#### やること
[1] 映画「私は二歳」の紹介文では、団地に住む若い夫婦のひとり息子は何という名前ですか。
[2] 映画「私は二歳」の紹介文で、出演者として挙がっている人の名前をすべて書き出してください。
[3] 映画「私は二歳」の紹介文の「団地住まいの若い夫婦の間に生」から「う。それは仕方の無いことだ。」までの全部を書き写し、その中の「太郎」を「次郎」に入れ替えてください。

··· 引用文 ···

私は二歳
2008/2/10
1962年,日本,88分
- 監督
- 市川崑
- 原作
- 松田道雄
- 脚本
- 和田夏十
- 撮影
- 小林節雄
- 音楽
- 芥川也寸志
- 出演
- 船越英二
- 山本富士子
- 鈴木博雄
- 浦辺粂子
- 渡辺美佐子
- 岸田今日子
- 中村メイコ(声)
団地住まいの若い夫婦の間に生まれたひとり息子の太郎(ターちゃん)はいろいろといたずらをして怒られながらも、両親の愛情を浴びて元気に育ち、やがて2歳に。
松田道雄の育児書を原作に、2歳の子供の視線から作った異色の家族ドラマ。子育ての悩みは昔も今も変わらず、子供に翻弄される両親を船越英二と山本富士子が好演。おばあちゃん役の浦辺粂子もとてもいい。
市川崑といえば巨匠にも手が届くかという有名監督だが、彼の作品にはむらというかバリエーションというかぶれがある。凄く面白い作品もあれば、今ひとつ失敗作なんじゃないかと言うのもある。それはやはり彼がこの日本映画が量産されて時代にまだまだ若く、職人的に次々と作品を送り出して言ったからだろう。数を作れば、製作会社の以降によっては駄作も生まれてしまう。それは仕方の無いことだ。

··· 一覧 ···

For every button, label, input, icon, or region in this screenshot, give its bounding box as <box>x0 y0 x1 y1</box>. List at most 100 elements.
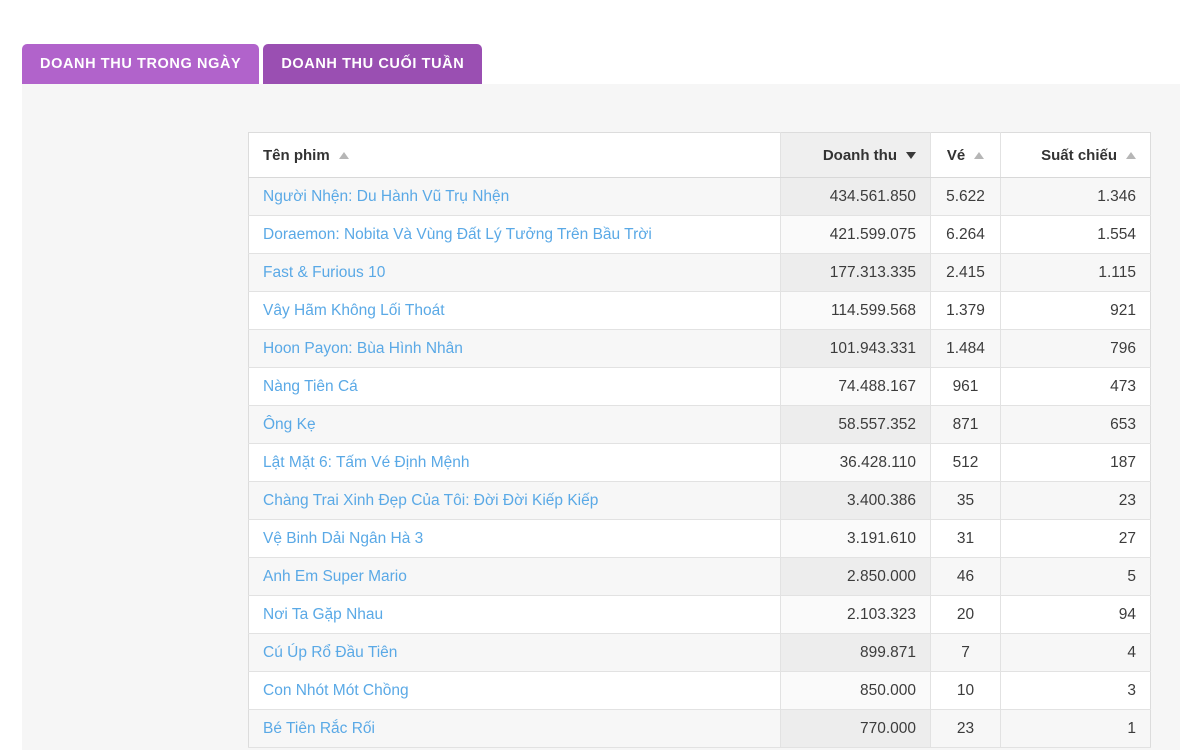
film-title-link[interactable]: Chàng Trai Xinh Đẹp Của Tôi: Đời Đời Kiế… <box>263 492 598 509</box>
cell-film-name: Anh Em Super Mario <box>248 557 781 596</box>
film-title-link[interactable]: Ông Kẹ <box>263 416 316 433</box>
cell-revenue: 899.871 <box>780 633 931 672</box>
sort-ascending-icon <box>338 151 349 159</box>
cell-film-name: Fast & Furious 10 <box>248 253 781 292</box>
cell-revenue: 177.313.335 <box>780 253 931 292</box>
cell-revenue: 3.400.386 <box>780 481 931 520</box>
cell-showtimes: 796 <box>1000 329 1151 368</box>
table-row[interactable]: Lật Mặt 6: Tấm Vé Định Mệnh 36.428.110 512… <box>248 443 1151 482</box>
cell-revenue: 2.850.000 <box>780 557 931 596</box>
cell-tickets: 2.415 <box>930 253 1001 292</box>
column-header-revenue[interactable]: Doanh thu <box>780 132 931 178</box>
cell-showtimes: 1.115 <box>1000 253 1151 292</box>
table-row[interactable]: Vây Hãm Không Lối Thoát 114.599.568 1.379 9… <box>248 291 1151 330</box>
cell-revenue: 434.561.850 <box>780 177 931 216</box>
cell-showtimes: 653 <box>1000 405 1151 444</box>
film-title-link[interactable]: Cú Úp Rổ Đầu Tiên <box>263 644 397 661</box>
table-row[interactable]: Ông Kẹ 58.557.352 871 653 <box>248 405 1151 444</box>
cell-revenue: 770.000 <box>780 709 931 748</box>
column-header-tickets[interactable]: Vé <box>930 132 1001 178</box>
page-root: Doanh thu trong ngày Doanh thu cuối tuần… <box>0 0 1200 750</box>
table-row[interactable]: Fast & Furious 10 177.313.335 2.415 1.115 <box>248 253 1151 292</box>
film-title-link[interactable]: Người Nhện: Du Hành Vũ Trụ Nhện <box>263 188 509 205</box>
cell-showtimes: 473 <box>1000 367 1151 406</box>
cell-showtimes: 1.346 <box>1000 177 1151 216</box>
cell-film-name: Doraemon: Nobita Và Vùng Đất Lý Tưởng Tr… <box>248 215 781 254</box>
cell-showtimes: 1 <box>1000 709 1151 748</box>
film-title-link[interactable]: Nơi Ta Gặp Nhau <box>263 606 383 623</box>
cell-showtimes: 5 <box>1000 557 1151 596</box>
film-title-link[interactable]: Fast & Furious 10 <box>263 264 385 281</box>
cell-showtimes: 1.554 <box>1000 215 1151 254</box>
film-title-link[interactable]: Nàng Tiên Cá <box>263 378 358 395</box>
cell-tickets: 23 <box>930 709 1001 748</box>
table-row[interactable]: Nơi Ta Gặp Nhau 2.103.323 20 94 <box>248 595 1151 634</box>
sort-descending-icon <box>906 151 916 159</box>
table-row[interactable]: Bé Tiên Rắc Rối 770.000 23 1 <box>248 709 1151 748</box>
cell-revenue: 74.488.167 <box>780 367 931 406</box>
cell-film-name: Vệ Binh Dải Ngân Hà 3 <box>248 519 781 558</box>
column-header-tickets-label: Vé <box>946 146 966 164</box>
cell-showtimes: 3 <box>1000 671 1151 710</box>
sort-ascending-icon <box>1126 151 1136 159</box>
sort-ascending-icon <box>974 151 985 159</box>
cell-film-name: Nàng Tiên Cá <box>248 367 781 406</box>
film-title-link[interactable]: Bé Tiên Rắc Rối <box>263 720 375 737</box>
film-title-link[interactable]: Anh Em Super Mario <box>263 568 407 585</box>
table-row[interactable]: Chàng Trai Xinh Đẹp Của Tôi: Đời Đời Kiế… <box>248 481 1151 520</box>
cell-tickets: 5.622 <box>930 177 1001 216</box>
cell-film-name: Người Nhện: Du Hành Vũ Trụ Nhện <box>248 177 781 216</box>
cell-film-name: Lật Mặt 6: Tấm Vé Định Mệnh <box>248 443 781 482</box>
column-header-showtimes[interactable]: Suất chiếu <box>1000 132 1151 178</box>
table-row[interactable]: Nàng Tiên Cá 74.488.167 961 473 <box>248 367 1151 406</box>
cell-revenue: 58.557.352 <box>780 405 931 444</box>
revenue-table-wrapper: Tên phim Doanh thu Vé Suất chiếu Người N… <box>248 132 1151 748</box>
cell-revenue: 421.599.075 <box>780 215 931 254</box>
cell-film-name: Con Nhót Mót Chồng <box>248 671 781 710</box>
cell-tickets: 35 <box>930 481 1001 520</box>
column-header-showtimes-label: Suất chiếu <box>1041 146 1117 164</box>
cell-revenue: 101.943.331 <box>780 329 931 368</box>
table-header: Tên phim Doanh thu Vé Suất chiếu <box>248 132 1151 178</box>
cell-film-name: Hoon Payon: Bùa Hình Nhân <box>248 329 781 368</box>
tab-daily-revenue-label: Doanh thu trong ngày <box>40 56 242 72</box>
cell-tickets: 46 <box>930 557 1001 596</box>
table-row[interactable]: Con Nhót Mót Chồng 850.000 10 3 <box>248 671 1151 710</box>
cell-film-name: Ông Kẹ <box>248 405 781 444</box>
cell-revenue: 2.103.323 <box>780 595 931 634</box>
cell-tickets: 7 <box>930 633 1001 672</box>
cell-tickets: 961 <box>930 367 1001 406</box>
table-row[interactable]: Hoon Payon: Bùa Hình Nhân 101.943.331 1.48… <box>248 329 1151 368</box>
table-header-row: Tên phim Doanh thu Vé Suất chiếu <box>248 132 1151 178</box>
tab-weekend-revenue[interactable]: Doanh thu cuối tuần <box>263 44 483 84</box>
table-row[interactable]: Anh Em Super Mario 2.850.000 46 5 <box>248 557 1151 596</box>
tab-daily-revenue[interactable]: Doanh thu trong ngày <box>22 44 260 84</box>
cell-showtimes: 94 <box>1000 595 1151 634</box>
cell-film-name: Vây Hãm Không Lối Thoát <box>248 291 781 330</box>
table-row[interactable]: Người Nhện: Du Hành Vũ Trụ Nhện 434.561.8… <box>248 177 1151 216</box>
cell-film-name: Cú Úp Rổ Đầu Tiên <box>248 633 781 672</box>
column-header-film-name[interactable]: Tên phim <box>248 132 781 178</box>
cell-tickets: 31 <box>930 519 1001 558</box>
film-title-link[interactable]: Doraemon: Nobita Và Vùng Đất Lý Tưởng Tr… <box>263 226 652 243</box>
cell-film-name: Bé Tiên Rắc Rối <box>248 709 781 748</box>
film-title-link[interactable]: Lật Mặt 6: Tấm Vé Định Mệnh <box>263 454 469 471</box>
film-title-link[interactable]: Con Nhót Mót Chồng <box>263 682 409 699</box>
column-header-revenue-label: Doanh thu <box>822 146 897 164</box>
table-row[interactable]: Vệ Binh Dải Ngân Hà 3 3.191.610 31 27 <box>248 519 1151 558</box>
cell-revenue: 3.191.610 <box>780 519 931 558</box>
film-title-link[interactable]: Hoon Payon: Bùa Hình Nhân <box>263 340 463 357</box>
cell-revenue: 850.000 <box>780 671 931 710</box>
column-header-film-name-label: Tên phim <box>263 146 330 164</box>
revenue-table: Tên phim Doanh thu Vé Suất chiếu Người N… <box>248 132 1151 748</box>
cell-tickets: 10 <box>930 671 1001 710</box>
table-row[interactable]: Doraemon: Nobita Và Vùng Đất Lý Tưởng Tr… <box>248 215 1151 254</box>
cell-tickets: 512 <box>930 443 1001 482</box>
tab-bar: Doanh thu trong ngày Doanh thu cuối tuần <box>22 44 483 84</box>
cell-showtimes: 187 <box>1000 443 1151 482</box>
table-body: Người Nhện: Du Hành Vũ Trụ Nhện 434.561.8… <box>248 177 1151 748</box>
table-row[interactable]: Cú Úp Rổ Đầu Tiên 899.871 7 4 <box>248 633 1151 672</box>
film-title-link[interactable]: Vây Hãm Không Lối Thoát <box>263 302 445 319</box>
cell-showtimes: 921 <box>1000 291 1151 330</box>
film-title-link[interactable]: Vệ Binh Dải Ngân Hà 3 <box>263 530 423 547</box>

···

#### 最終的な答え
[1] 太郎(ターちゃん)です。

[2] 船越英二、山本富士子、鈴木博雄、浦辺粂子、渡辺美佐子、岸田今日子、中村メイコ(声)

[3]
団地住まいの若い夫婦の間に生まれたひとり息子の次郎(ターちゃん)はいろいろといたずらをして怒られながらも、両親の愛情を浴びて元気に育ち、やがて2歳に。
松田道雄の育児書を原作に、2歳の子供の視線から作った異色の家族ドラマ。子育ての悩みは昔も今も変わらず、子供に翻弄される両親を船越英二と山本富士子が好演。おばあちゃん役の浦辺粂子もとてもいい。
市川崑といえば巨匠にも手が届くかという有名監督だが、彼の作品にはむらというかバリエーションというかぶれがある。凄く面白い作品もあれば、今ひとつ失敗作なんじゃないかと言うのもある。それはやはり彼がこの日本映画が量産されて時代にまだまだ若く、職人的に次々と作品を送り出して言ったからだろう。数を作れば、製作会社の以降によっては駄作も生まれてしまう。それは仕方の無いことだ。